DATA SECTION →
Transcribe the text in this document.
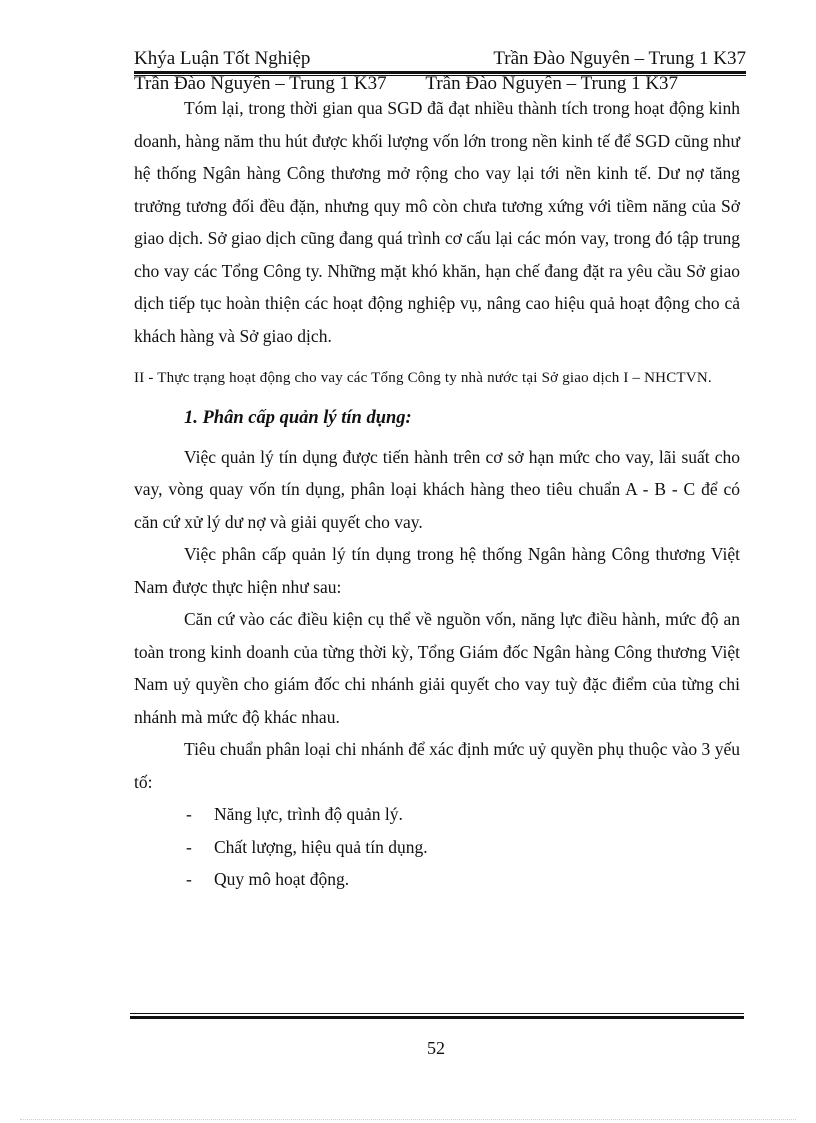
Khýa Luận Tốt Nghiệp	Trần Đào Nguyên – Trung 1 K37
Trần Đào Nguyên – Trung 1 K37 Trần Đào Nguyên – Trung 1 K37

Tóm lại, trong thời gian qua SGD đã đạt nhiều thành tích trong hoạt động kinh doanh, hàng năm thu hút được khối lượng vốn lớn trong nền kinh tế để SGD cũng như hệ thống Ngân hàng Công thương mở rộng cho vay lại tới nền kinh tế. Dư nợ tăng trưởng tương đối đều đặn, nhưng quy mô còn chưa tương xứng với tiềm năng của Sở giao dịch. Sở giao dịch cũng đang quá trình cơ cấu lại các món vay, trong đó tập trung cho vay các Tổng Công ty. Những mặt khó khăn, hạn chế đang đặt ra yêu cầu Sở giao dịch tiếp tục hoàn thiện các hoạt động nghiệp vụ, nâng cao hiệu quả hoạt động cho cả khách hàng và Sở giao dịch.

II - Thực trạng hoạt động cho vay các Tổng Công ty nhà nước tại Sở giao dịch I – NHCTVN.

1. Phân cấp quản lý tín dụng:

Việc quản lý tín dụng được tiến hành trên cơ sở hạn mức cho vay, lãi suất cho vay, vòng quay vốn tín dụng, phân loại khách hàng theo tiêu chuẩn A - B - C để có căn cứ xử lý dư nợ và giải quyết cho vay.

Việc phân cấp quản lý tín dụng trong hệ thống Ngân hàng Công thương Việt Nam được thực hiện như sau:

Căn cứ vào các điều kiện cụ thể về nguồn vốn, năng lực điều hành, mức độ an toàn trong kinh doanh của từng thời kỳ, Tổng Giám đốc Ngân hàng Công thương Việt Nam uỷ quyền cho giám đốc chi nhánh giải quyết cho vay tuỳ đặc điểm của từng chi nhánh mà mức độ khác nhau.

Tiêu chuẩn phân loại chi nhánh để xác định mức uỷ quyền phụ thuộc vào 3 yếu tố:

- Năng lực, trình độ quản lý.

- Chất lượng, hiệu quả tín dụng.

- Quy mô hoạt động.

52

OBJECTIVE → Transcribe all the lines above exactly, apart from the pictures.

RESPONSE TO THE TASK →
Transcribe the text in this document.
Khýa Luận Tốt Nghiệp	Trần Đào Nguyên – Trung 1 K37
Trần Đào Nguyên – Trung 1 K37 Trần Đào Nguyên – Trung 1 K37

Tóm lại, trong thời gian qua SGD đã đạt nhiều thành tích trong hoạt động kinh doanh, hàng năm thu hút được khối lượng vốn lớn trong nền kinh tế để SGD cũng như hệ thống Ngân hàng Công thương mở rộng cho vay lại tới nền kinh tế. Dư nợ tăng trưởng tương đối đều đặn, nhưng quy mô còn chưa tương xứng với tiềm năng của Sở giao dịch. Sở giao dịch cũng đang quá trình cơ cấu lại các món vay, trong đó tập trung cho vay các Tổng Công ty. Những mặt khó khăn, hạn chế đang đặt ra yêu cầu Sở giao dịch tiếp tục hoàn thiện các hoạt động nghiệp vụ, nâng cao hiệu quả hoạt động cho cả khách hàng và Sở giao dịch.

II - Thực trạng hoạt động cho vay các Tổng Công ty nhà nước tại Sở giao dịch I – NHCTVN.

1. Phân cấp quản lý tín dụng:

Việc quản lý tín dụng được tiến hành trên cơ sở hạn mức cho vay, lãi suất cho vay, vòng quay vốn tín dụng, phân loại khách hàng theo tiêu chuẩn A - B - C để có căn cứ xử lý dư nợ và giải quyết cho vay.

Việc phân cấp quản lý tín dụng trong hệ thống Ngân hàng Công thương Việt Nam được thực hiện như sau:

Căn cứ vào các điều kiện cụ thể về nguồn vốn, năng lực điều hành, mức độ an toàn trong kinh doanh của từng thời kỳ, Tổng Giám đốc Ngân hàng Công thương Việt Nam uỷ quyền cho giám đốc chi nhánh giải quyết cho vay tuỳ đặc điểm của từng chi nhánh mà mức độ khác nhau.

Tiêu chuẩn phân loại chi nhánh để xác định mức uỷ quyền phụ thuộc vào 3 yếu tố:

- Năng lực, trình độ quản lý.

- Chất lượng, hiệu quả tín dụng.

- Quy mô hoạt động.

52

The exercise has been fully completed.